*GIVEN PROBLEM:* Your task is to extract every line from the material below exactly.

*DATASET EXTRACT:*
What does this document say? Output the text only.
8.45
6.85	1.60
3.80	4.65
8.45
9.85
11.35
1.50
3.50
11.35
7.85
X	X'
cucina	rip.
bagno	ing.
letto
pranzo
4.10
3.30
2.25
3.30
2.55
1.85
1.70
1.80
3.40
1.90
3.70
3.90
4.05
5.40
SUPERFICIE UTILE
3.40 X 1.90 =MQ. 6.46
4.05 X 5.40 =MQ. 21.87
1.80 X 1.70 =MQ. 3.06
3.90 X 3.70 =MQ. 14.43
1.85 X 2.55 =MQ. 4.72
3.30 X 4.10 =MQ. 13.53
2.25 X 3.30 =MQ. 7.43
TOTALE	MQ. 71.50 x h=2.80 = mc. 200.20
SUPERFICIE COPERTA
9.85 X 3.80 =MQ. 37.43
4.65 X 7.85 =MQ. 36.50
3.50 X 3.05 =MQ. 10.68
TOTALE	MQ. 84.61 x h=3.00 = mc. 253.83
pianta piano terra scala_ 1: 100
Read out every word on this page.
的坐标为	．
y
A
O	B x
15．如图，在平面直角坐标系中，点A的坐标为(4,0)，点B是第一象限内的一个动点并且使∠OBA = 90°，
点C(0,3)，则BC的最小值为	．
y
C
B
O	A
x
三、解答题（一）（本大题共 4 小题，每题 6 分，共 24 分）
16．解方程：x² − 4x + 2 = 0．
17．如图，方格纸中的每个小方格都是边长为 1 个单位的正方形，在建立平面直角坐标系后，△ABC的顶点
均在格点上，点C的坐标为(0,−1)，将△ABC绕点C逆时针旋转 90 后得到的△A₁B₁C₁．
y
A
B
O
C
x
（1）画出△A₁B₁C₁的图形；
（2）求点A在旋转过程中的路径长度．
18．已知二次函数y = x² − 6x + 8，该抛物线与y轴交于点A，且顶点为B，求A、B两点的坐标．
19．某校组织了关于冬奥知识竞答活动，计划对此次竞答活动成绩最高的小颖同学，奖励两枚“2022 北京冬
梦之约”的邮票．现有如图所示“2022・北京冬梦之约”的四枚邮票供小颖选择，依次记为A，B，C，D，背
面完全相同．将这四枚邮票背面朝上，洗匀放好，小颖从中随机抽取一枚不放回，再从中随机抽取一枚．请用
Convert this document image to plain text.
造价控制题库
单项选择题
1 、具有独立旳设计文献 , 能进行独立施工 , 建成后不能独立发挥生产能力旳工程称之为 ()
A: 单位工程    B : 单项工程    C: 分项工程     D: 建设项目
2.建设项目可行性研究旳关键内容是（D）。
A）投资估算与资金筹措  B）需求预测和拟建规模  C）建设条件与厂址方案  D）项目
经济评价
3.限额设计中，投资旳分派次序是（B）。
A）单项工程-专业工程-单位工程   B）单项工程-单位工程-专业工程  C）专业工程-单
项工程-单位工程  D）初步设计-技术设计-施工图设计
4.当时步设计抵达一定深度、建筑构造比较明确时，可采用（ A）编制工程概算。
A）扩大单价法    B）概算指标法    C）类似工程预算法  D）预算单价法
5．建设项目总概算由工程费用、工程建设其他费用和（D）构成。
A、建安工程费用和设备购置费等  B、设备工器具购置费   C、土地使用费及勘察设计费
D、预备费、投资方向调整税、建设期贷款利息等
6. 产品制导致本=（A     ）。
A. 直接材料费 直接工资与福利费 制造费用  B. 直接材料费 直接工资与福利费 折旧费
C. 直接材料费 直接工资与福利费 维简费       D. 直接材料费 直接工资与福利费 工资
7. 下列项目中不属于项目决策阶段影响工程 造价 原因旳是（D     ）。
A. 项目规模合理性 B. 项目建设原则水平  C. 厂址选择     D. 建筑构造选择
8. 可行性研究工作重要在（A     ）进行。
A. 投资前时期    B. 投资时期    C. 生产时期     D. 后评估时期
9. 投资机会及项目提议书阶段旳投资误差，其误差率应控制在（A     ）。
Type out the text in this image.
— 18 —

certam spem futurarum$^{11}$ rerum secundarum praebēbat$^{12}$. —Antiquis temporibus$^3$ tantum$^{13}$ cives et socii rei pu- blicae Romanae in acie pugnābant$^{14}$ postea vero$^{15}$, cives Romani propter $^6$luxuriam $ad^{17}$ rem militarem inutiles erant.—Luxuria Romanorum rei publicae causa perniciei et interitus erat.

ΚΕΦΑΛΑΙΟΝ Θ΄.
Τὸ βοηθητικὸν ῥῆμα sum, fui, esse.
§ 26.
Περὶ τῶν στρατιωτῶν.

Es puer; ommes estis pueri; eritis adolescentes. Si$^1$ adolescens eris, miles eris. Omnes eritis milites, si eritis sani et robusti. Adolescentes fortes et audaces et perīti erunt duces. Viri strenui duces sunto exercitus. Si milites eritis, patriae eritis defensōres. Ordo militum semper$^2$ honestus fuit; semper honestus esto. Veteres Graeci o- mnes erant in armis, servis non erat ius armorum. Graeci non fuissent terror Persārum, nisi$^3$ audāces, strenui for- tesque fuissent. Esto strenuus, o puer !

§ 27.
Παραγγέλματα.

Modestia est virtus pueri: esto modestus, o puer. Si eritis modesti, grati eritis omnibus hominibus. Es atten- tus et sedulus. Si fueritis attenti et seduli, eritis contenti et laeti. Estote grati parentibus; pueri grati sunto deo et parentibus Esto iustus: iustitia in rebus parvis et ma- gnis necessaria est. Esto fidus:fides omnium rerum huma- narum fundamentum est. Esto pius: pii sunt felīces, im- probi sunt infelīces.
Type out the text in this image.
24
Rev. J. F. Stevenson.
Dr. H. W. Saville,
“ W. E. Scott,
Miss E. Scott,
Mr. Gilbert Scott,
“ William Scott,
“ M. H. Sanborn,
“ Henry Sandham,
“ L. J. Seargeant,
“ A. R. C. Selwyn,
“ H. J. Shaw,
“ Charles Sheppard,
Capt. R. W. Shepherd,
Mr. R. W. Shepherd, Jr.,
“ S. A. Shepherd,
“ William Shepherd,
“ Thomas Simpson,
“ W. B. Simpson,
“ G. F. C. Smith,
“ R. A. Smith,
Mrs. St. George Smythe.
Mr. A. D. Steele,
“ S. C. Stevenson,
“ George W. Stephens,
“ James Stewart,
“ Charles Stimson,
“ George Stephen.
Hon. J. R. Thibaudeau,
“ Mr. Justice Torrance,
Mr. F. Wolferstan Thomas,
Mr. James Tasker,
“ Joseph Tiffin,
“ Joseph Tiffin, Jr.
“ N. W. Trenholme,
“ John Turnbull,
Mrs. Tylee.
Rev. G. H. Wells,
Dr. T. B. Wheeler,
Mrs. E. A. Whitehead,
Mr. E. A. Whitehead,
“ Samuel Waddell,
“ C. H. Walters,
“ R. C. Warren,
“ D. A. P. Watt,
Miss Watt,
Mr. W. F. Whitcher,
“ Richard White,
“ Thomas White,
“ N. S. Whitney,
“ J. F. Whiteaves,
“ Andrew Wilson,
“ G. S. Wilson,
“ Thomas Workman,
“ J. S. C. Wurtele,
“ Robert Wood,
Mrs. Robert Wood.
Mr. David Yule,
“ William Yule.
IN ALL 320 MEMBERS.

*COMPLETE RESPONSE:*
What does this document say? Output the text only.
8.45
6.85	1.60
3.80	4.65
8.45
9.85
11.35
1.50
3.50
11.35
7.85
X	X'
cucina	rip.
bagno	ing.
letto
pranzo
4.10
3.30
2.25
3.30
2.55
1.85
1.70
1.80
3.40
1.90
3.70
3.90
4.05
5.40
SUPERFICIE UTILE
3.40 X 1.90 =MQ. 6.46
4.05 X 5.40 =MQ. 21.87
1.80 X 1.70 =MQ. 3.06
3.90 X 3.70 =MQ. 14.43
1.85 X 2.55 =MQ. 4.72
3.30 X 4.10 =MQ. 13.53
2.25 X 3.30 =MQ. 7.43
TOTALE	MQ. 71.50 x h=2.80 = mc. 200.20
SUPERFICIE COPERTA
9.85 X 3.80 =MQ. 37.43
4.65 X 7.85 =MQ. 36.50
3.50 X 3.05 =MQ. 10.68
TOTALE	MQ. 84.61 x h=3.00 = mc. 253.83
pianta piano terra scala_ 1: 100
Read out every word on this page.
的坐标为	．
y
A
O	B x
15．如图，在平面直角坐标系中，点A的坐标为(4,0)，点B是第一象限内的一个动点并且使∠OBA = 90°，
点C(0,3)，则BC的最小值为	．
y
C
B
O	A
x
三、解答题（一）（本大题共 4 小题，每题 6 分，共 24 分）
16．解方程：x² − 4x + 2 = 0．
17．如图，方格纸中的每个小方格都是边长为 1 个单位的正方形，在建立平面直角坐标系后，△ABC的顶点
均在格点上，点C的坐标为(0,−1)，将△ABC绕点C逆时针旋转 90 后得到的△A₁B₁C₁．
y
A
B
O
C
x
（1）画出△A₁B₁C₁的图形；
（2）求点A在旋转过程中的路径长度．
18．已知二次函数y = x² − 6x + 8，该抛物线与y轴交于点A，且顶点为B，求A、B两点的坐标．
19．某校组织了关于冬奥知识竞答活动，计划对此次竞答活动成绩最高的小颖同学，奖励两枚“2022 北京冬
梦之约”的邮票．现有如图所示“2022・北京冬梦之约”的四枚邮票供小颖选择，依次记为A，B，C，D，背
面完全相同．将这四枚邮票背面朝上，洗匀放好，小颖从中随机抽取一枚不放回，再从中随机抽取一枚．请用
Convert this document image to plain text.
造价控制题库
单项选择题
1 、具有独立旳设计文献 , 能进行独立施工 , 建成后不能独立发挥生产能力旳工程称之为 ()
A: 单位工程    B : 单项工程    C: 分项工程     D: 建设项目
2.建设项目可行性研究旳关键内容是（D）。
A）投资估算与资金筹措  B）需求预测和拟建规模  C）建设条件与厂址方案  D）项目
经济评价
3.限额设计中，投资旳分派次序是（B）。
A）单项工程-专业工程-单位工程   B）单项工程-单位工程-专业工程  C）专业工程-单
项工程-单位工程  D）初步设计-技术设计-施工图设计
4.当时步设计抵达一定深度、建筑构造比较明确时，可采用（ A）编制工程概算。
A）扩大单价法    B）概算指标法    C）类似工程预算法  D）预算单价法
5．建设项目总概算由工程费用、工程建设其他费用和（D）构成。
A、建安工程费用和设备购置费等  B、设备工器具购置费   C、土地使用费及勘察设计费
D、预备费、投资方向调整税、建设期贷款利息等
6. 产品制导致本=（A     ）。
A. 直接材料费 直接工资与福利费 制造费用  B. 直接材料费 直接工资与福利费 折旧费
C. 直接材料费 直接工资与福利费 维简费       D. 直接材料费 直接工资与福利费 工资
7. 下列项目中不属于项目决策阶段影响工程 造价 原因旳是（D     ）。
A. 项目规模合理性 B. 项目建设原则水平  C. 厂址选择     D. 建筑构造选择
8. 可行性研究工作重要在（A     ）进行。
A. 投资前时期    B. 投资时期    C. 生产时期     D. 后评估时期
9. 投资机会及项目提议书阶段旳投资误差，其误差率应控制在（A     ）。
Type out the text in this image.
— 18 —

certam spem futurarum$^{11}$ rerum secundarum praebēbat$^{12}$. —Antiquis temporibus$^3$ tantum$^{13}$ cives et socii rei pu- blicae Romanae in acie pugnābant$^{14}$ postea vero$^{15}$, cives Romani propter $^6$luxuriam $ad^{17}$ rem militarem inutiles erant.—Luxuria Romanorum rei publicae causa perniciei et interitus erat.

ΚΕΦΑΛΑΙΟΝ Θ΄.
Τὸ βοηθητικὸν ῥῆμα sum, fui, esse.
§ 26.
Περὶ τῶν στρατιωτῶν.

Es puer; ommes estis pueri; eritis adolescentes. Si$^1$ adolescens eris, miles eris. Omnes eritis milites, si eritis sani et robusti. Adolescentes fortes et audaces et perīti erunt duces. Viri strenui duces sunto exercitus. Si milites eritis, patriae eritis defensōres. Ordo militum semper$^2$ honestus fuit; semper honestus esto. Veteres Graeci o- mnes erant in armis, servis non erat ius armorum. Graeci non fuissent terror Persārum, nisi$^3$ audāces, strenui for- tesque fuissent. Esto strenuus, o puer !

§ 27.
Παραγγέλματα.

Modestia est virtus pueri: esto modestus, o puer. Si eritis modesti, grati eritis omnibus hominibus. Es atten- tus et sedulus. Si fueritis attenti et seduli, eritis contenti et laeti. Estote grati parentibus; pueri grati sunto deo et parentibus Esto iustus: iustitia in rebus parvis et ma- gnis necessaria est. Esto fidus:fides omnium rerum huma- narum fundamentum est. Esto pius: pii sunt felīces, im- probi sunt infelīces.
Type out the text in this image.
24
Rev. J. F. Stevenson.
Dr. H. W. Saville,
“ W. E. Scott,
Miss E. Scott,
Mr. Gilbert Scott,
“ William Scott,
“ M. H. Sanborn,
“ Henry Sandham,
“ L. J. Seargeant,
“ A. R. C. Selwyn,
“ H. J. Shaw,
“ Charles Sheppard,
Capt. R. W. Shepherd,
Mr. R. W. Shepherd, Jr.,
“ S. A. Shepherd,
“ William Shepherd,
“ Thomas Simpson,
“ W. B. Simpson,
“ G. F. C. Smith,
“ R. A. Smith,
Mrs. St. George Smythe.
Mr. A. D. Steele,
“ S. C. Stevenson,
“ George W. Stephens,
“ James Stewart,
“ Charles Stimson,
“ George Stephen.
Hon. J. R. Thibaudeau,
“ Mr. Justice Torrance,
Mr. F. Wolferstan Thomas,
Mr. James Tasker,
“ Joseph Tiffin,
“ Joseph Tiffin, Jr.
“ N. W. Trenholme,
“ John Turnbull,
Mrs. Tylee.
Rev. G. H. Wells,
Dr. T. B. Wheeler,
Mrs. E. A. Whitehead,
Mr. E. A. Whitehead,
“ Samuel Waddell,
“ C. H. Walters,
“ R. C. Warren,
“ D. A. P. Watt,
Miss Watt,
Mr. W. F. Whitcher,
“ Richard White,
“ Thomas White,
“ N. S. Whitney,
“ J. F. Whiteaves,
“ Andrew Wilson,
“ G. S. Wilson,
“ Thomas Workman,
“ J. S. C. Wurtele,
“ Robert Wood,
Mrs. Robert Wood.
Mr. David Yule,
“ William Yule.
IN ALL 320 MEMBERS.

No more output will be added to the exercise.